What is required:
Search the data for the word "Indicates" and copy every line where it occurs.
[start Source material]
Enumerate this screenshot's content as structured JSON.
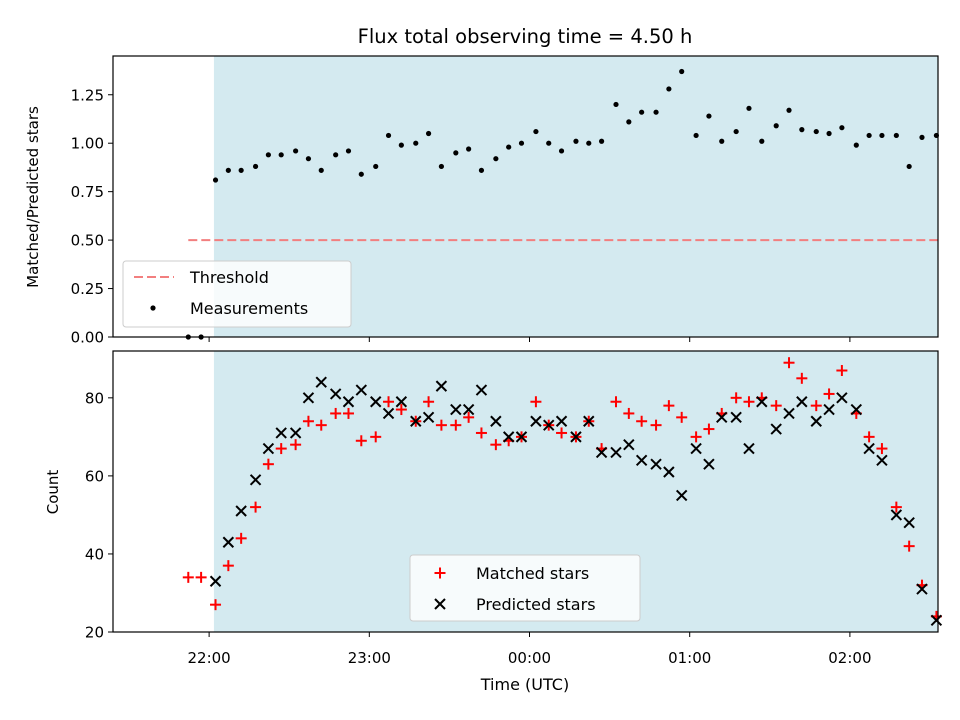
{
  "title": "Flux total observing time = 4.50 h",
  "xlabel": "Time (UTC)",
  "x_tick_labels": [
    "22:00",
    "23:00",
    "00:00",
    "01:00",
    "02:00"
  ],
  "colors": {
    "shade": "#d4eaf0",
    "threshold": "#f27f7f",
    "measurement": "#000000",
    "matched": "#ff0000",
    "predicted": "#000000"
  },
  "chart_data": [
    {
      "type": "scatter",
      "panel": "top",
      "ylabel": "Matched/Predicted stars",
      "xlim_hours": [
        21.4,
        26.55
      ],
      "ylim": [
        0,
        1.45
      ],
      "y_ticks": [
        "0.00",
        "0.25",
        "0.50",
        "0.75",
        "1.00",
        "1.25"
      ],
      "shaded_span_hours": [
        22.03,
        26.55
      ],
      "threshold": {
        "name": "Threshold",
        "y": 0.5,
        "x_hours": [
          21.87,
          26.55
        ]
      },
      "legend": {
        "position": "lower-left",
        "entries": [
          "Threshold",
          "Measurements"
        ]
      },
      "series": [
        {
          "name": "Measurements",
          "x_hours": [
            21.87,
            21.95,
            22.04,
            22.12,
            22.2,
            22.29,
            22.37,
            22.45,
            22.54,
            22.62,
            22.7,
            22.79,
            22.87,
            22.95,
            23.04,
            23.12,
            23.2,
            23.29,
            23.37,
            23.45,
            23.54,
            23.62,
            23.7,
            23.79,
            23.87,
            23.95,
            24.04,
            24.12,
            24.2,
            24.29,
            24.37,
            24.45,
            24.54,
            24.62,
            24.7,
            24.79,
            24.87,
            24.95,
            25.04,
            25.12,
            25.2,
            25.29,
            25.37,
            25.45,
            25.54,
            25.62,
            25.7,
            25.79,
            25.87,
            25.95,
            26.04,
            26.12,
            26.2,
            26.29,
            26.37,
            26.45,
            26.54
          ],
          "y": [
            0.0,
            0.0,
            0.81,
            0.86,
            0.86,
            0.88,
            0.94,
            0.94,
            0.96,
            0.92,
            0.86,
            0.94,
            0.96,
            0.84,
            0.88,
            1.04,
            0.99,
            1.0,
            1.05,
            0.88,
            0.95,
            0.97,
            0.86,
            0.92,
            0.98,
            1.0,
            1.06,
            1.0,
            0.96,
            1.01,
            1.0,
            1.01,
            1.2,
            1.11,
            1.16,
            1.16,
            1.28,
            1.37,
            1.04,
            1.14,
            1.01,
            1.06,
            1.18,
            1.01,
            1.09,
            1.17,
            1.07,
            1.06,
            1.05,
            1.08,
            0.99,
            1.04,
            1.04,
            1.04,
            0.88,
            1.03,
            1.04
          ]
        }
      ]
    },
    {
      "type": "scatter",
      "panel": "bottom",
      "ylabel": "Count",
      "xlim_hours": [
        21.4,
        26.55
      ],
      "ylim": [
        20,
        92
      ],
      "y_ticks": [
        "20",
        "40",
        "60",
        "80"
      ],
      "shaded_span_hours": [
        22.03,
        26.55
      ],
      "legend": {
        "position": "lower-center",
        "entries": [
          "Matched stars",
          "Predicted stars"
        ]
      },
      "series": [
        {
          "name": "Matched stars",
          "x_hours": [
            21.87,
            21.95,
            22.04,
            22.12,
            22.2,
            22.29,
            22.37,
            22.45,
            22.54,
            22.62,
            22.7,
            22.79,
            22.87,
            22.95,
            23.04,
            23.12,
            23.2,
            23.29,
            23.37,
            23.45,
            23.54,
            23.62,
            23.7,
            23.79,
            23.87,
            23.95,
            24.04,
            24.12,
            24.2,
            24.29,
            24.37,
            24.45,
            24.54,
            24.62,
            24.7,
            24.79,
            24.87,
            24.95,
            25.04,
            25.12,
            25.2,
            25.29,
            25.37,
            25.45,
            25.54,
            25.62,
            25.7,
            25.79,
            25.87,
            25.95,
            26.04,
            26.12,
            26.2,
            26.29,
            26.37,
            26.45,
            26.54
          ],
          "y": [
            34,
            34,
            27,
            37,
            44,
            52,
            63,
            67,
            68,
            74,
            73,
            76,
            76,
            69,
            70,
            79,
            77,
            74,
            79,
            73,
            73,
            75,
            71,
            68,
            69,
            70,
            79,
            73,
            71,
            70,
            74,
            67,
            79,
            76,
            74,
            73,
            78,
            75,
            70,
            72,
            76,
            80,
            79,
            80,
            78,
            89,
            85,
            78,
            81,
            87,
            76,
            70,
            67,
            52,
            42,
            32,
            24
          ]
        },
        {
          "name": "Predicted stars",
          "x_hours": [
            22.04,
            22.12,
            22.2,
            22.29,
            22.37,
            22.45,
            22.54,
            22.62,
            22.7,
            22.79,
            22.87,
            22.95,
            23.04,
            23.12,
            23.2,
            23.29,
            23.37,
            23.45,
            23.54,
            23.62,
            23.7,
            23.79,
            23.87,
            23.95,
            24.04,
            24.12,
            24.2,
            24.29,
            24.37,
            24.45,
            24.54,
            24.62,
            24.7,
            24.79,
            24.87,
            24.95,
            25.04,
            25.12,
            25.2,
            25.29,
            25.37,
            25.45,
            25.54,
            25.62,
            25.7,
            25.79,
            25.87,
            25.95,
            26.04,
            26.12,
            26.2,
            26.29,
            26.37,
            26.45,
            26.54
          ],
          "y": [
            33,
            43,
            51,
            59,
            67,
            71,
            71,
            80,
            84,
            81,
            79,
            82,
            79,
            76,
            79,
            74,
            75,
            83,
            77,
            77,
            82,
            74,
            70,
            70,
            74,
            73,
            74,
            70,
            74,
            66,
            66,
            68,
            64,
            63,
            61,
            55,
            67,
            63,
            75,
            75,
            67,
            79,
            72,
            76,
            79,
            74,
            77,
            80,
            77,
            67,
            64,
            50,
            48,
            31,
            23
          ]
        }
      ]
    }
  ]
}
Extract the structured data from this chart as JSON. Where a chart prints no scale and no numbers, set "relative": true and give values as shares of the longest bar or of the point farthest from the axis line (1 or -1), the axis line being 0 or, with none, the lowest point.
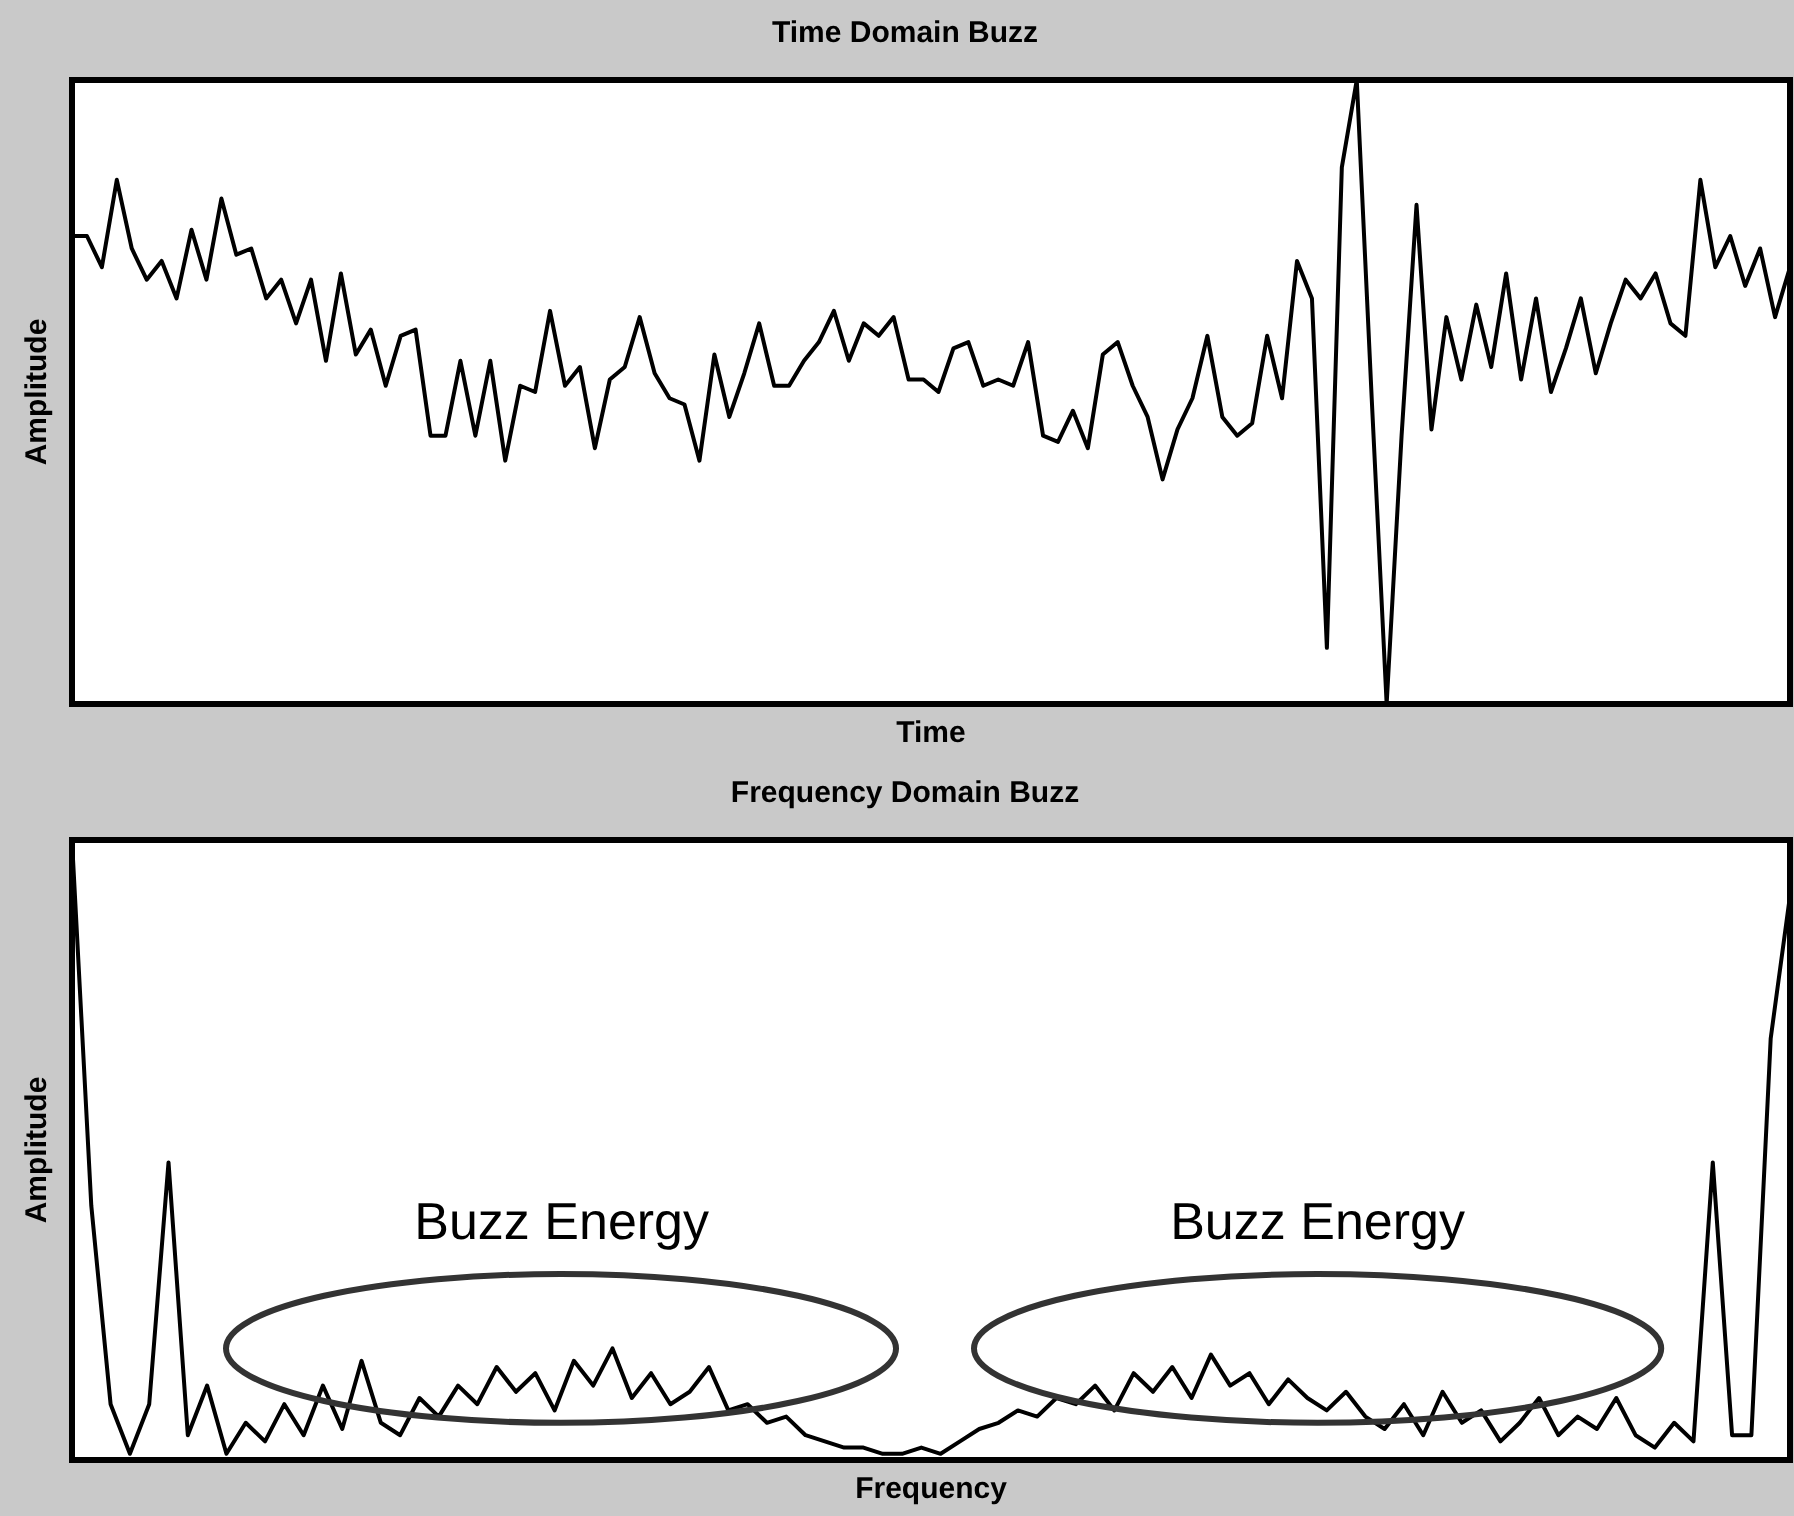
{
  "chart_data": [
    {
      "type": "line",
      "title": "Time Domain Buzz",
      "xlabel": "Time",
      "ylabel": "Amplitude",
      "relative": true,
      "grid": false,
      "legend": false,
      "marker": "none",
      "line_style": "solid",
      "color": "#000000",
      "categories": [
        null,
        null,
        null,
        null,
        null,
        null,
        null,
        null,
        null,
        null,
        null,
        null,
        null,
        null,
        null,
        null,
        null,
        null,
        null,
        null,
        null,
        null,
        null,
        null,
        null,
        null,
        null,
        null,
        null,
        null,
        null,
        null,
        null,
        null,
        null,
        null,
        null,
        null,
        null,
        null,
        null,
        null,
        null,
        null,
        null,
        null,
        null,
        null,
        null,
        null,
        null,
        null,
        null,
        null,
        null,
        null,
        null,
        null,
        null,
        null,
        null,
        null,
        null,
        null,
        null,
        null,
        null,
        null,
        null,
        null,
        null,
        null,
        null,
        null,
        null,
        null,
        null,
        null,
        null,
        null,
        null,
        null,
        null,
        null,
        null,
        null,
        null,
        null,
        null,
        null,
        null,
        null,
        null,
        null,
        null,
        null,
        null,
        null,
        null,
        null,
        null,
        null,
        null,
        null,
        null,
        null,
        null,
        null,
        null,
        null,
        null,
        null,
        null,
        null,
        null,
        null
      ],
      "values": [
        0.75,
        0.75,
        0.7,
        0.84,
        0.73,
        0.68,
        0.71,
        0.65,
        0.76,
        0.68,
        0.81,
        0.72,
        0.73,
        0.65,
        0.68,
        0.61,
        0.68,
        0.55,
        0.69,
        0.56,
        0.6,
        0.51,
        0.59,
        0.6,
        0.43,
        0.43,
        0.55,
        0.43,
        0.55,
        0.39,
        0.51,
        0.5,
        0.63,
        0.51,
        0.54,
        0.41,
        0.52,
        0.54,
        0.62,
        0.53,
        0.49,
        0.48,
        0.39,
        0.56,
        0.46,
        0.53,
        0.61,
        0.51,
        0.51,
        0.55,
        0.58,
        0.63,
        0.55,
        0.61,
        0.59,
        0.62,
        0.52,
        0.52,
        0.5,
        0.57,
        0.58,
        0.51,
        0.52,
        0.51,
        0.58,
        0.43,
        0.42,
        0.47,
        0.41,
        0.56,
        0.58,
        0.51,
        0.46,
        0.36,
        0.44,
        0.49,
        0.59,
        0.46,
        0.43,
        0.45,
        0.59,
        0.49,
        0.71,
        0.65,
        0.09,
        0.86,
        1,
        0.49,
        0,
        0.43,
        0.8,
        0.44,
        0.62,
        0.52,
        0.64,
        0.54,
        0.69,
        0.52,
        0.65,
        0.5,
        0.57,
        0.65,
        0.53,
        0.61,
        0.68,
        0.65,
        0.69,
        0.61,
        0.59,
        0.84,
        0.7,
        0.75,
        0.67,
        0.73,
        0.62,
        0.7
      ]
    },
    {
      "type": "line",
      "title": "Frequency Domain Buzz",
      "xlabel": "Frequency",
      "ylabel": "Amplitude",
      "relative": true,
      "grid": false,
      "legend": false,
      "marker": "none",
      "line_style": "solid",
      "color": "#000000",
      "annotations": [
        "Buzz Energy",
        "Buzz Energy"
      ],
      "categories": [
        null,
        null,
        null,
        null,
        null,
        null,
        null,
        null,
        null,
        null,
        null,
        null,
        null,
        null,
        null,
        null,
        null,
        null,
        null,
        null,
        null,
        null,
        null,
        null,
        null,
        null,
        null,
        null,
        null,
        null,
        null,
        null,
        null,
        null,
        null,
        null,
        null,
        null,
        null,
        null,
        null,
        null,
        null,
        null,
        null,
        null,
        null,
        null,
        null,
        null,
        null,
        null,
        null,
        null,
        null,
        null,
        null,
        null,
        null,
        null,
        null,
        null,
        null,
        null,
        null,
        null,
        null,
        null,
        null,
        null,
        null,
        null,
        null,
        null,
        null,
        null,
        null,
        null,
        null,
        null,
        null,
        null,
        null,
        null,
        null,
        null,
        null,
        null,
        null,
        null
      ],
      "values": [
        1,
        0.41,
        0.09,
        0.01,
        0.09,
        0.48,
        0.04,
        0.12,
        0.01,
        0.06,
        0.03,
        0.09,
        0.04,
        0.12,
        0.05,
        0.16,
        0.06,
        0.04,
        0.1,
        0.07,
        0.12,
        0.09,
        0.15,
        0.11,
        0.14,
        0.08,
        0.16,
        0.12,
        0.18,
        0.1,
        0.14,
        0.09,
        0.11,
        0.15,
        0.08,
        0.09,
        0.06,
        0.07,
        0.04,
        0.03,
        0.02,
        0.02,
        0.01,
        0.01,
        0.02,
        0.01,
        0.03,
        0.05,
        0.06,
        0.08,
        0.07,
        0.1,
        0.09,
        0.12,
        0.08,
        0.14,
        0.11,
        0.15,
        0.1,
        0.17,
        0.12,
        0.14,
        0.09,
        0.13,
        0.1,
        0.08,
        0.11,
        0.07,
        0.05,
        0.09,
        0.04,
        0.11,
        0.06,
        0.08,
        0.03,
        0.06,
        0.1,
        0.04,
        0.07,
        0.05,
        0.1,
        0.04,
        0.02,
        0.06,
        0.03,
        0.48,
        0.04,
        0.04,
        0.68,
        0.91
      ]
    }
  ]
}
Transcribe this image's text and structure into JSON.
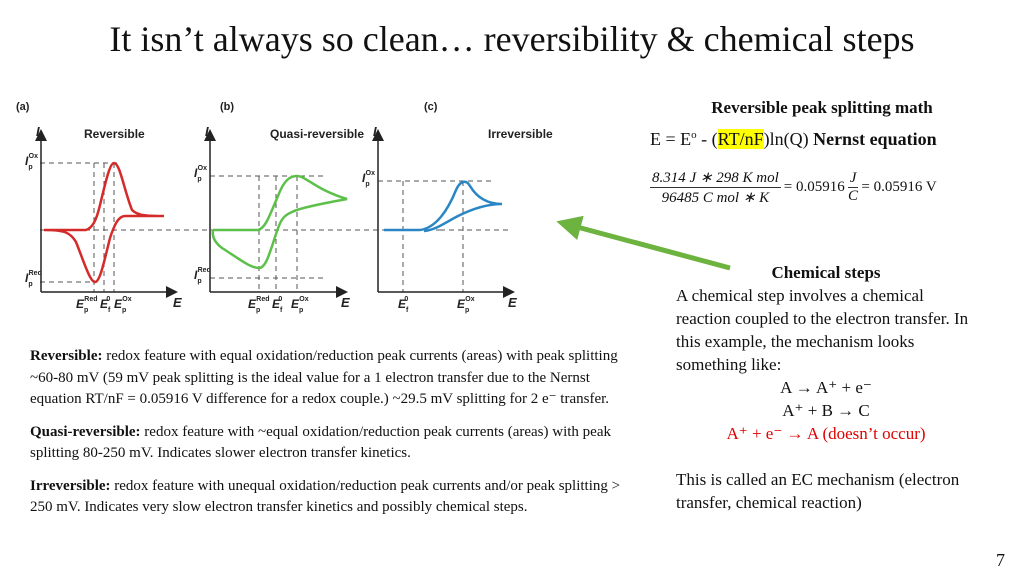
{
  "title": "It isn’t always so clean… reversibility & chemical steps",
  "figure": {
    "panels": [
      {
        "tag": "(a)",
        "title": "Reversible",
        "color": "#d42a2a",
        "x_labels": [
          "E_p^Red",
          "E_f^0",
          "E_p^Ox"
        ],
        "y_labels": [
          "I_p^Ox",
          "I_p^Red"
        ]
      },
      {
        "tag": "(b)",
        "title": "Quasi-reversible",
        "color": "#5cc04a",
        "x_labels": [
          "E_p^Red",
          "E_f^0",
          "E_p^Ox"
        ],
        "y_labels": [
          "I_p^Ox",
          "I_p^Red"
        ]
      },
      {
        "tag": "(c)",
        "title": "Irreversible",
        "color": "#2a86c4",
        "x_labels": [
          "E_f^0",
          "E_p^Ox"
        ],
        "y_labels": [
          "I_p^Ox"
        ]
      }
    ],
    "axis_y": "I",
    "axis_x": "E",
    "arrow_color": "#6db33f"
  },
  "math": {
    "title": "Reversible peak splitting math",
    "nernst_pre": "E = E",
    "nernst_sup": "o",
    "nernst_mid": " - (",
    "nernst_hl": "RT/nF",
    "nernst_post": ")ln(Q) ",
    "nernst_label": "Nernst equation",
    "num": "8.314 J ∗ 298 K mol",
    "den": "96485 C mol ∗ K",
    "eq1": "= 0.05916",
    "unit_num": "J",
    "unit_den": "C",
    "eq2": "= 0.05916 V"
  },
  "chem": {
    "heading": "Chemical steps",
    "body": "A chemical step involves a chemical reaction coupled to the electron transfer. In this example, the mechanism looks something like:",
    "r1": "A → A⁺ + e⁻",
    "r2": "A⁺ + B → C",
    "r3": "A⁺ + e⁻ → A (doesn’t occur)",
    "footer": "This is called an EC mechanism (electron transfer, chemical reaction)"
  },
  "left": [
    {
      "bold": "Reversible:",
      "text": " redox feature with equal oxidation/reduction peak currents (areas) with peak splitting ~60-80 mV (59 mV peak splitting is the ideal value for a 1 electron transfer due to the Nernst equation RT/nF = 0.05916 V difference for a redox couple.) ~29.5 mV splitting for 2 e⁻ transfer."
    },
    {
      "bold": "Quasi-reversible:",
      "text": " redox feature with ~equal oxidation/reduction peak currents (areas) with peak splitting 80-250 mV. Indicates slower electron transfer kinetics."
    },
    {
      "bold": "Irreversible:",
      "text": " redox feature with unequal oxidation/reduction peak currents and/or peak splitting > 250 mV. Indicates very slow electron transfer kinetics and possibly chemical steps."
    }
  ],
  "page_number": "7"
}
[end Source material]
Task result:
      "text": " redox feature with ~equal oxidation/reduction peak currents (areas) with peak splitting 80-250 mV. Indicates slower electron transfer kinetics."
      "text": " redox feature with unequal oxidation/reduction peak currents and/or peak splitting > 250 mV. Indicates very slow electron transfer kinetics and possibly chemical steps."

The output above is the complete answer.